*** Items

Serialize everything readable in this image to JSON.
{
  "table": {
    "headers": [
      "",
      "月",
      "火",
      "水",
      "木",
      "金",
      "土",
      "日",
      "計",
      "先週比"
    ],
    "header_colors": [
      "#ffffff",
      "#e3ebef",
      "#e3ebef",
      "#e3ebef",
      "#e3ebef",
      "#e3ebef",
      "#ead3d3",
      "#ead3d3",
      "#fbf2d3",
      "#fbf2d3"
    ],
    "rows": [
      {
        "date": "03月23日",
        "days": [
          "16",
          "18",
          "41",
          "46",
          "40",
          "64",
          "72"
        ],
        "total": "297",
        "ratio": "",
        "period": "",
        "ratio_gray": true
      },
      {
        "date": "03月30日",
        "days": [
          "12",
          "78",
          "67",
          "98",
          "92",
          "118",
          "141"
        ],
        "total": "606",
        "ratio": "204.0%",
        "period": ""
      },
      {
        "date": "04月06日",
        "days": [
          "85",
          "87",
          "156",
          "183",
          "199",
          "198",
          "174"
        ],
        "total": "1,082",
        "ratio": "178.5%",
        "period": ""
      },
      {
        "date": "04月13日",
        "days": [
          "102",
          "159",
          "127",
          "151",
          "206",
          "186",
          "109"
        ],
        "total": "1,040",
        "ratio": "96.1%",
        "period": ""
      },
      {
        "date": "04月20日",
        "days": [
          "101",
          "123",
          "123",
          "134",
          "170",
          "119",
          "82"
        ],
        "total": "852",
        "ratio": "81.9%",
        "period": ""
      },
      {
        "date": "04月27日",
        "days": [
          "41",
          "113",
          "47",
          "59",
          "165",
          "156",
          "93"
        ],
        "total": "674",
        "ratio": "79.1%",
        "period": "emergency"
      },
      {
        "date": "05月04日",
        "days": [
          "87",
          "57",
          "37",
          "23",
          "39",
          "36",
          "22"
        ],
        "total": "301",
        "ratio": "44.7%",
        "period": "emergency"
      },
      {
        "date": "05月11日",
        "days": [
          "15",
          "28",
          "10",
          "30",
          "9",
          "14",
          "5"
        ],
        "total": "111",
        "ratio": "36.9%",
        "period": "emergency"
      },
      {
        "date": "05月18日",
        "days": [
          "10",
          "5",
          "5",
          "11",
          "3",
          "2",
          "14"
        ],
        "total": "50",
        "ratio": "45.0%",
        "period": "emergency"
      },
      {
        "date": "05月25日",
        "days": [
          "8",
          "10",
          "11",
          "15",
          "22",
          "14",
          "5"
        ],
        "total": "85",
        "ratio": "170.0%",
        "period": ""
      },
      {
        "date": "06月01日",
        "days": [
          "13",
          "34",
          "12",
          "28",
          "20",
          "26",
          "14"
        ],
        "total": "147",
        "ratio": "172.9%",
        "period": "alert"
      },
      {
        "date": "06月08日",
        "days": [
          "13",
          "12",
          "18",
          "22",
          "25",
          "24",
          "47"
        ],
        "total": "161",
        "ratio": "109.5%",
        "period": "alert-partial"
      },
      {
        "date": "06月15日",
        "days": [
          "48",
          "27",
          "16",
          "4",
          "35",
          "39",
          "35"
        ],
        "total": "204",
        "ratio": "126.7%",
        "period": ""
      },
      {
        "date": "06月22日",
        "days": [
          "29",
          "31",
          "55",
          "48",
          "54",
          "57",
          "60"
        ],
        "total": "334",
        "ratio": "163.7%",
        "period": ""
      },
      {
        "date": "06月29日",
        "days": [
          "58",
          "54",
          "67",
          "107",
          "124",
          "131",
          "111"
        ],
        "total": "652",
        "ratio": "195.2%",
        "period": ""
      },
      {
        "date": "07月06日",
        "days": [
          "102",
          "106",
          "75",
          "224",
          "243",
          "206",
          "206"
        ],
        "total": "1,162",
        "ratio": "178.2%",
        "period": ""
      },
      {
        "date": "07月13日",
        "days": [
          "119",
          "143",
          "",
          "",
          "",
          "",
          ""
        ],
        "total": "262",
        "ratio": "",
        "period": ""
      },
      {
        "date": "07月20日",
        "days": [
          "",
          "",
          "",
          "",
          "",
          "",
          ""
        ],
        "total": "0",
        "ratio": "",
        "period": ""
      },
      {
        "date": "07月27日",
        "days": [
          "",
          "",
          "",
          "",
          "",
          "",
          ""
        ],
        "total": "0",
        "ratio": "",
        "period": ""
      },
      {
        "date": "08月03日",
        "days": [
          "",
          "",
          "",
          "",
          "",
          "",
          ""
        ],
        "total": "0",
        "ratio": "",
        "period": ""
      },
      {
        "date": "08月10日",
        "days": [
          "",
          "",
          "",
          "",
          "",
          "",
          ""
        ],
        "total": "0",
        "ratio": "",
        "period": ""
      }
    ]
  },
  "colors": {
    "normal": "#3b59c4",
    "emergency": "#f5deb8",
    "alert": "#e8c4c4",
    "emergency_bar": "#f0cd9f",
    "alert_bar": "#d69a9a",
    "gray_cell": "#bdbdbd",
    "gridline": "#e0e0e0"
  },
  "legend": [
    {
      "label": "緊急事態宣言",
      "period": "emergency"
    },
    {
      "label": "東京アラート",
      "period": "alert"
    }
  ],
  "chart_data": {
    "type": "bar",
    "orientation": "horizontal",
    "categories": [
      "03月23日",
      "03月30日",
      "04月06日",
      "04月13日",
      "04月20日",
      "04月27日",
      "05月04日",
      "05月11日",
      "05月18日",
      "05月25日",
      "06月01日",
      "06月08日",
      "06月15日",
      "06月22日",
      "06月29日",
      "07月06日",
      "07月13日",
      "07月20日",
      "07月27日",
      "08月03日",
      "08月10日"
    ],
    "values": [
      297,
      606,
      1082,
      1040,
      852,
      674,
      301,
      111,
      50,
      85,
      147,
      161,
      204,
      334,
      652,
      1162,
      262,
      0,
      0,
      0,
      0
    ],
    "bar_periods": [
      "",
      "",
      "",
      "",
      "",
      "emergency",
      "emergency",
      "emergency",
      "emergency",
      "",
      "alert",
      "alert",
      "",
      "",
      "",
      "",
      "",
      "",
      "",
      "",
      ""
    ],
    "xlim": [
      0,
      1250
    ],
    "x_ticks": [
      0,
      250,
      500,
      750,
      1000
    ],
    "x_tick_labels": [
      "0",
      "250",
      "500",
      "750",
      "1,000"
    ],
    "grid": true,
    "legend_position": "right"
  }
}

******
*** Items

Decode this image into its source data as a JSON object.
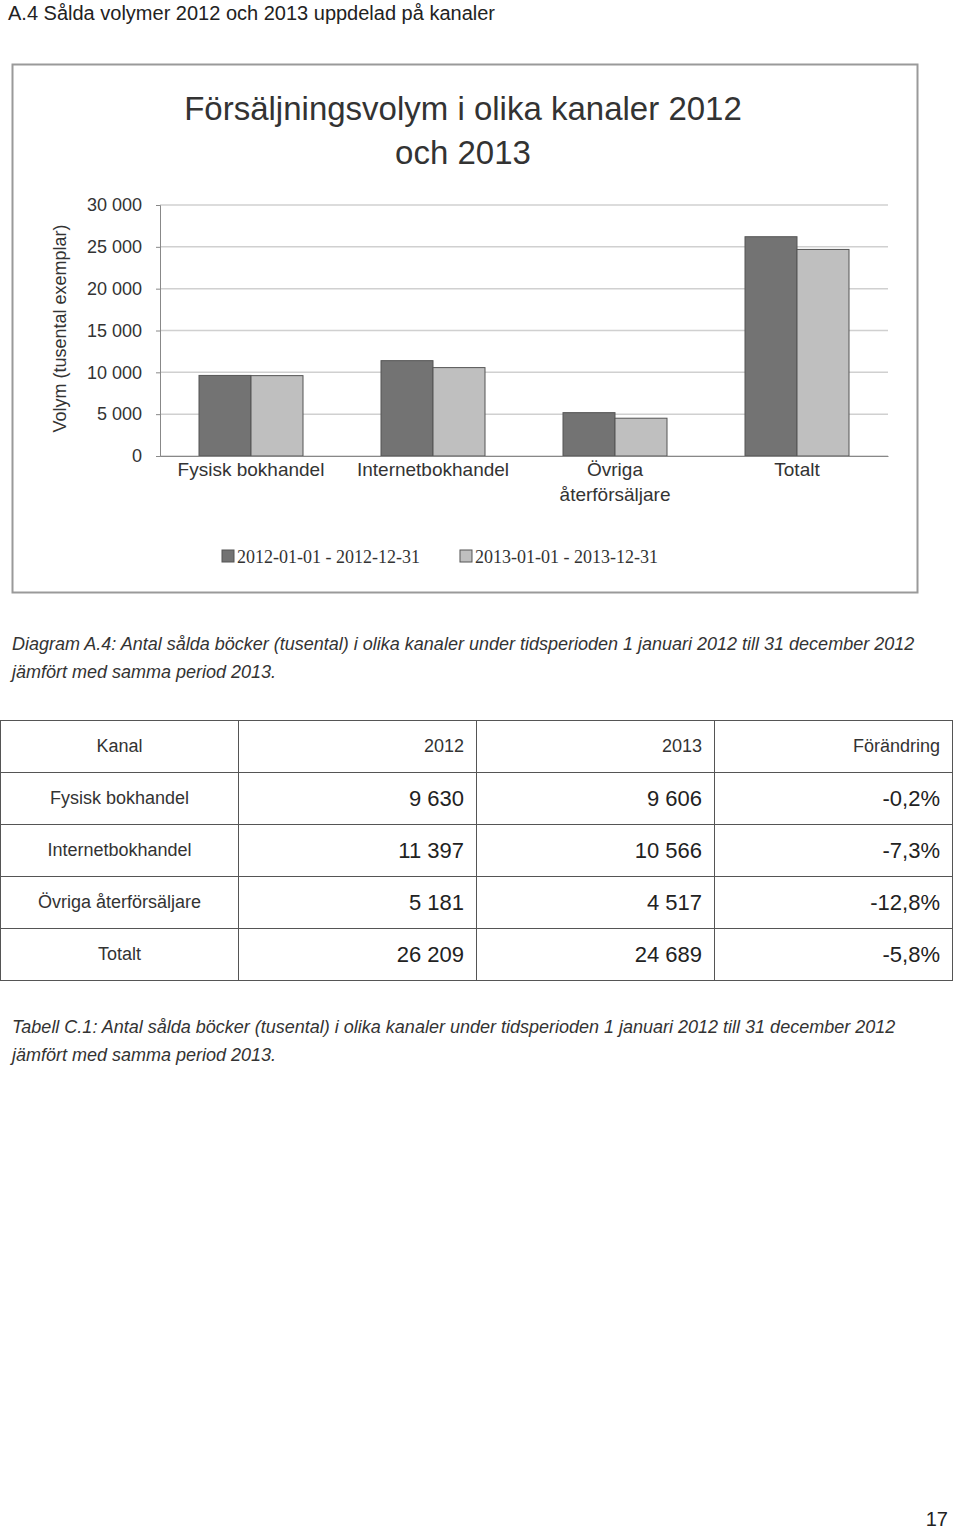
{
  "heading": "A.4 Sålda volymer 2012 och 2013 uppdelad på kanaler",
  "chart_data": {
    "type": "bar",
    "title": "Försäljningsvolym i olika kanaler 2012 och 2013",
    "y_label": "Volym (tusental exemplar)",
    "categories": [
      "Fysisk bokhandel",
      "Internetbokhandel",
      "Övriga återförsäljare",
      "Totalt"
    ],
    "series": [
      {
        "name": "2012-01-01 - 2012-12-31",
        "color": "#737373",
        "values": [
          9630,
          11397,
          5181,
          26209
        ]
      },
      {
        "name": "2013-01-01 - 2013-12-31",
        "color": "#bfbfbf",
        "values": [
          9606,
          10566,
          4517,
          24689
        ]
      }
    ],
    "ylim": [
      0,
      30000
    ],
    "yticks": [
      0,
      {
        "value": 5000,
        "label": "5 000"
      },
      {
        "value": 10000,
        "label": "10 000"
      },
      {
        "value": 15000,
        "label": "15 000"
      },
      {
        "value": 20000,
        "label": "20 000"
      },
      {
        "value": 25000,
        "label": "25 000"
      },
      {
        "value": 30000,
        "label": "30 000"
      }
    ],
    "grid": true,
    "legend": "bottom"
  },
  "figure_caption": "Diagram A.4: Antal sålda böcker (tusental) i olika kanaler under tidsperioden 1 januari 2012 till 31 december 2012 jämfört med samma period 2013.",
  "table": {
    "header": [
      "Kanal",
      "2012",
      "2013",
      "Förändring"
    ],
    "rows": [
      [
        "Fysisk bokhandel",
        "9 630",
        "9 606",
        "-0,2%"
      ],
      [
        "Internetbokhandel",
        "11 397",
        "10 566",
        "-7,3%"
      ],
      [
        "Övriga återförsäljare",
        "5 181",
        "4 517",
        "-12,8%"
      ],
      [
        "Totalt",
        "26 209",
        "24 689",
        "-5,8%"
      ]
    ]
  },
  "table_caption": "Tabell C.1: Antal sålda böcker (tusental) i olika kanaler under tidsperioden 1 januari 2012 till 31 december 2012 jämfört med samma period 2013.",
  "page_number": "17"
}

******

Lines containing the string "name" are to be selected and copied.

        "name": "2012-01-01 - 2012-12-31",
        "name": "2013-01-01 - 2013-12-31",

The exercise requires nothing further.